[Selected text]
+++

# The Influence of Maternal Information Sources on Infant Oral Hygiene Practices for Six-Month-Olds in South Australia: A Cross-Sectional Study

**Authors:** Meng-Wong Taing, Wanrong Li, Loc G. Do, Diep H. Ha

PMC · DOI: 10.3390/ijerph22060826 · International Journal of Environmental Research and Public Health · 2025-05-23

## TL;DR

This study explores how the sources of information that mothers use influence their infant oral hygiene practices for six-month-olds in South Australia.

## Contribution

The study identifies that seeking advice from multiple sources, especially dentists, improves infant oral hygiene practices.

## Key findings

- 60.4% of mothers reported not cleaning their 6-month-old’s gums/teeth in the past 3 months.
- Mothers who sought advice from dentists were more likely to clean their infants’ teeth.
- Infants with erupted teeth were more likely to be brushed twice or more daily.

+++

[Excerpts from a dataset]
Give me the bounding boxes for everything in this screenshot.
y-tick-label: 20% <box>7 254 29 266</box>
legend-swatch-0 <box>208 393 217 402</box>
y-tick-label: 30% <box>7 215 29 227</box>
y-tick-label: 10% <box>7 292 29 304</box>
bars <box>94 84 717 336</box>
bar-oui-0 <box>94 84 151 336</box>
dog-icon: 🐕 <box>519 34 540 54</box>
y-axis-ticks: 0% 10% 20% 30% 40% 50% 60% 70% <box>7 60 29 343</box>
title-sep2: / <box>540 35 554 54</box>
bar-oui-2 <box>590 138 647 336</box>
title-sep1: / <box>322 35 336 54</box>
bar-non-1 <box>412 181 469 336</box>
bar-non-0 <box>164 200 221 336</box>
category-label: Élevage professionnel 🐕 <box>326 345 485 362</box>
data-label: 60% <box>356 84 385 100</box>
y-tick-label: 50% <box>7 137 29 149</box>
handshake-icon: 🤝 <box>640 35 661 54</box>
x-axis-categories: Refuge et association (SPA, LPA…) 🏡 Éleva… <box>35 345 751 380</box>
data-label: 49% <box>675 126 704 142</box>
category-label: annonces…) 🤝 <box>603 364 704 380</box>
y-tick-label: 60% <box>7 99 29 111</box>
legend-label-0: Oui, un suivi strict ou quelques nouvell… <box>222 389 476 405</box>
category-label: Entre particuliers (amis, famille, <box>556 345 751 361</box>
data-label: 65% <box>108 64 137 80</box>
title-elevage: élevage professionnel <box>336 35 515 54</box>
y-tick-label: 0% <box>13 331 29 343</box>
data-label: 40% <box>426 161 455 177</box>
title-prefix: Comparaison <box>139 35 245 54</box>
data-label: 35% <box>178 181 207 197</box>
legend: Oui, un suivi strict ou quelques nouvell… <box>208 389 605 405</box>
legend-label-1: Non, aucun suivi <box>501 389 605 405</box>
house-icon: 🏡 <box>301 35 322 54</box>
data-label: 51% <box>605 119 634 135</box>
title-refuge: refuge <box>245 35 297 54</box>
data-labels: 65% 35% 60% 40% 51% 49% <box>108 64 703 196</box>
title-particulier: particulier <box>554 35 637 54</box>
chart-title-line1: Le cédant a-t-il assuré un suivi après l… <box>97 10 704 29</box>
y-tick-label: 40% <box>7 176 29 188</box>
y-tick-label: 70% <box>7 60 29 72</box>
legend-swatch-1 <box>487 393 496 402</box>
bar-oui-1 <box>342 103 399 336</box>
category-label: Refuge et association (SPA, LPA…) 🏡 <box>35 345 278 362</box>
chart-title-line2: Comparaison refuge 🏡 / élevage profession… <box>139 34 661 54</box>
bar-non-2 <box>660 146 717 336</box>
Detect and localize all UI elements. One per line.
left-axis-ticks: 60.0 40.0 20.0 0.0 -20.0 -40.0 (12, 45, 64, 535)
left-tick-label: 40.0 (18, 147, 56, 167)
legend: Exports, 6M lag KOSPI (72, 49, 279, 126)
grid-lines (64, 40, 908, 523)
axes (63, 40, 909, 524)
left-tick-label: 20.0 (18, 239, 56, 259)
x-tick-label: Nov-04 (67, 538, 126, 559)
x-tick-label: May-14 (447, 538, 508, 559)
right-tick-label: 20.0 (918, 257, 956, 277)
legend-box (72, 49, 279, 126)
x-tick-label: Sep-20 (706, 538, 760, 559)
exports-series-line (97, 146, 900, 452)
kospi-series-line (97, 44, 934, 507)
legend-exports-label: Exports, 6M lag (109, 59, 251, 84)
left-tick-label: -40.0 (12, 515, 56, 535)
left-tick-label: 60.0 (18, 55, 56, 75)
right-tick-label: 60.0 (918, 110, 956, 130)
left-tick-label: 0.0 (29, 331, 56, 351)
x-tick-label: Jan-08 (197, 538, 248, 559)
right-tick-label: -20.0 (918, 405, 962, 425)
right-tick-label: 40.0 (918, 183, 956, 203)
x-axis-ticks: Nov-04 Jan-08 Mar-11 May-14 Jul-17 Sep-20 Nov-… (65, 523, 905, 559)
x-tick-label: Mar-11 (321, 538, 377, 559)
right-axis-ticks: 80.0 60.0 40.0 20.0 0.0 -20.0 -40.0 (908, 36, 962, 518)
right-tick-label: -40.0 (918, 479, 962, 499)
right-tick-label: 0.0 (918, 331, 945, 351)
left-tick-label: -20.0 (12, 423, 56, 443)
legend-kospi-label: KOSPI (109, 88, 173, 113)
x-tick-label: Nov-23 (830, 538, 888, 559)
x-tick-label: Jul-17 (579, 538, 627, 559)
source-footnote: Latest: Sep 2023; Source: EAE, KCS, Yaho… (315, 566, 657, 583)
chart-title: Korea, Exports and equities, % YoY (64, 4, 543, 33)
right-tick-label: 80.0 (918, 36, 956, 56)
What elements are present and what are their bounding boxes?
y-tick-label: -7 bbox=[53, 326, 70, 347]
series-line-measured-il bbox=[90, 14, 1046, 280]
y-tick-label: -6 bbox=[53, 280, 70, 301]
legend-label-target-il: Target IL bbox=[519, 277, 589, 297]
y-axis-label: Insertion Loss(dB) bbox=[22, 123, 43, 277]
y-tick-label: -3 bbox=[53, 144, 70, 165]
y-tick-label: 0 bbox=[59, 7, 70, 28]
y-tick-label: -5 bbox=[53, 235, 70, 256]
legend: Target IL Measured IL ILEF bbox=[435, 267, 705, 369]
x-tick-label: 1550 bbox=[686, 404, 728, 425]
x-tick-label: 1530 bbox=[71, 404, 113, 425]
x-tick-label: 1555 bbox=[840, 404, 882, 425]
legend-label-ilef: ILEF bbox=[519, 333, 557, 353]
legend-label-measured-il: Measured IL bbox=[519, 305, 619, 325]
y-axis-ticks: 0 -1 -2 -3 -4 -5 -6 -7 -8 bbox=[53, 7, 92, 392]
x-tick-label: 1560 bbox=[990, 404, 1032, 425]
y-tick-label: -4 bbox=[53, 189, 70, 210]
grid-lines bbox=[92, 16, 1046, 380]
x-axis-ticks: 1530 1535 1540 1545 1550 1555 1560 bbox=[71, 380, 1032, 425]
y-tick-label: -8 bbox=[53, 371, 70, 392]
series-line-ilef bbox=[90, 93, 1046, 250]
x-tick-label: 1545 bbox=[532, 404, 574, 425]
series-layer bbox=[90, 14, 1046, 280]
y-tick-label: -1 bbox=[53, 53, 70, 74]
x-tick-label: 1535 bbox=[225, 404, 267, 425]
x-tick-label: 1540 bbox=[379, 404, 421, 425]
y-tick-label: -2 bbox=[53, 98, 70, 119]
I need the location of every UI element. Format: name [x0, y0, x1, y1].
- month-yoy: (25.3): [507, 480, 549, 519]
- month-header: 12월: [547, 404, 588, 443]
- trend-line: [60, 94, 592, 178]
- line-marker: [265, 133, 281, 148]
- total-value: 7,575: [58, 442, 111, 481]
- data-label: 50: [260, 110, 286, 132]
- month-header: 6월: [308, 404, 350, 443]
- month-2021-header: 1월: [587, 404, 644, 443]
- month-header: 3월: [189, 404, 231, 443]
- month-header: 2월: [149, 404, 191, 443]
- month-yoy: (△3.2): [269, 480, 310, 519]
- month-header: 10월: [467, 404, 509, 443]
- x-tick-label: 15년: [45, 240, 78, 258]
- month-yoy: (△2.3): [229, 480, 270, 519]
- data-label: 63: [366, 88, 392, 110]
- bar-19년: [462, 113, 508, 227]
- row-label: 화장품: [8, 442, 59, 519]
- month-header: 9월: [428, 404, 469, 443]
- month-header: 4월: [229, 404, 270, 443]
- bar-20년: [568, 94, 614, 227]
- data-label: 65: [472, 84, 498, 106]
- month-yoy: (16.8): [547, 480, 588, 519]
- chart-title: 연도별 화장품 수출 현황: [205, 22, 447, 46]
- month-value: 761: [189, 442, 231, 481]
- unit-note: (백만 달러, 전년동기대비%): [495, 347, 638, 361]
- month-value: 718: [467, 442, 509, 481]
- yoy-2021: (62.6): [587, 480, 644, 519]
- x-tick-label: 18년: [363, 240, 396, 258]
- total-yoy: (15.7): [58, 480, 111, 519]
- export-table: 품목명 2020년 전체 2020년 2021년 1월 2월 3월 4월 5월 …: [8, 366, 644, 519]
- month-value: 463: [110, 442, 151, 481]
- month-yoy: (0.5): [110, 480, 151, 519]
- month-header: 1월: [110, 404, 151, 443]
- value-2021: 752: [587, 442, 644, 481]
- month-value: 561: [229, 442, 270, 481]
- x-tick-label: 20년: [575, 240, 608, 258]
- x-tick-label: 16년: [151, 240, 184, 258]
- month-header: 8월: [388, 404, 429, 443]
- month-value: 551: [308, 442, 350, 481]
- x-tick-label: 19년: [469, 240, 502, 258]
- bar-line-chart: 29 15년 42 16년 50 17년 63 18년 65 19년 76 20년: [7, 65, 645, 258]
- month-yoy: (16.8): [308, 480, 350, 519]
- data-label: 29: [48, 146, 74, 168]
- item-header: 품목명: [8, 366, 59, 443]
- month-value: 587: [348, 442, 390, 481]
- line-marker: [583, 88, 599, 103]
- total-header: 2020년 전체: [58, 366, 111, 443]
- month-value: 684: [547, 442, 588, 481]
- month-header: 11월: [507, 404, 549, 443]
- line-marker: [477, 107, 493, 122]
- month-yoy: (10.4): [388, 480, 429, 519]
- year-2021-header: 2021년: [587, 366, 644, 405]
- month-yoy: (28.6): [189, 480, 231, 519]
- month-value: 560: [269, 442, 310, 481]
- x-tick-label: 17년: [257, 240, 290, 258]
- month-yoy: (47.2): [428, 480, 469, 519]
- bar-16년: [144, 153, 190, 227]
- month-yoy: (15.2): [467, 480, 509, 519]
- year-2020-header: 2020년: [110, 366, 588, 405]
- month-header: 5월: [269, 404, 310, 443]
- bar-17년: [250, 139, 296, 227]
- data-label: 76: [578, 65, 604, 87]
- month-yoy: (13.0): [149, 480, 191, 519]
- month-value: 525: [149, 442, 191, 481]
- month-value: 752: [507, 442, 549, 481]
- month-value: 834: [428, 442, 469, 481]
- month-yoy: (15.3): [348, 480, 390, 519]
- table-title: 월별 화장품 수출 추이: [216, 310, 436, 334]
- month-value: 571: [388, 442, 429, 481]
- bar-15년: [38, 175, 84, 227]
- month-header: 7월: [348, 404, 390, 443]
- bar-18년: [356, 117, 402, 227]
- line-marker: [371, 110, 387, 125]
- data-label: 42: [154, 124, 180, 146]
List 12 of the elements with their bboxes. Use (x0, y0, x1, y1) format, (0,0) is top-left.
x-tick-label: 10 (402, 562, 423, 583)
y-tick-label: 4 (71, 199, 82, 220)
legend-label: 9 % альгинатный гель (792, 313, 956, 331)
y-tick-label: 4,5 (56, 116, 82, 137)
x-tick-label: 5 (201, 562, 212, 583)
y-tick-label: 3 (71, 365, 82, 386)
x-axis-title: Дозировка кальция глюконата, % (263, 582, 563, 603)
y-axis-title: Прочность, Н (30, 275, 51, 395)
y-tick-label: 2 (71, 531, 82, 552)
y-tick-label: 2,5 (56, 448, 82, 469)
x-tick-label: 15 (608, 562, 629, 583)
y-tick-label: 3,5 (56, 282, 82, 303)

+++

[What you will do]
**a)** According to the study summary, what percentage of mothers reported not cleaning their 6-month-old's gums or teeth in the past 3 months?
**b)** Return everything in the study summary from "PMC · DOI: 10.3390/ijerph22060826" down to "in South Australia.".
**c)** List the authors named in the study summary.

[Results of the tasks]
**a)** 60.4%

**b)**
PMC · DOI: 10.3390/ijerph22060826 · International Journal of Environmental Research and Public Health · 2025-05-23

## TL;DR

This study explores how the sources of information that mothers use influence their infant oral hygiene practices for six-month-olds in South Australia.

**c)** Meng-Wong Taing, Wanrong Li, Loc G. Do, Diep H. Ha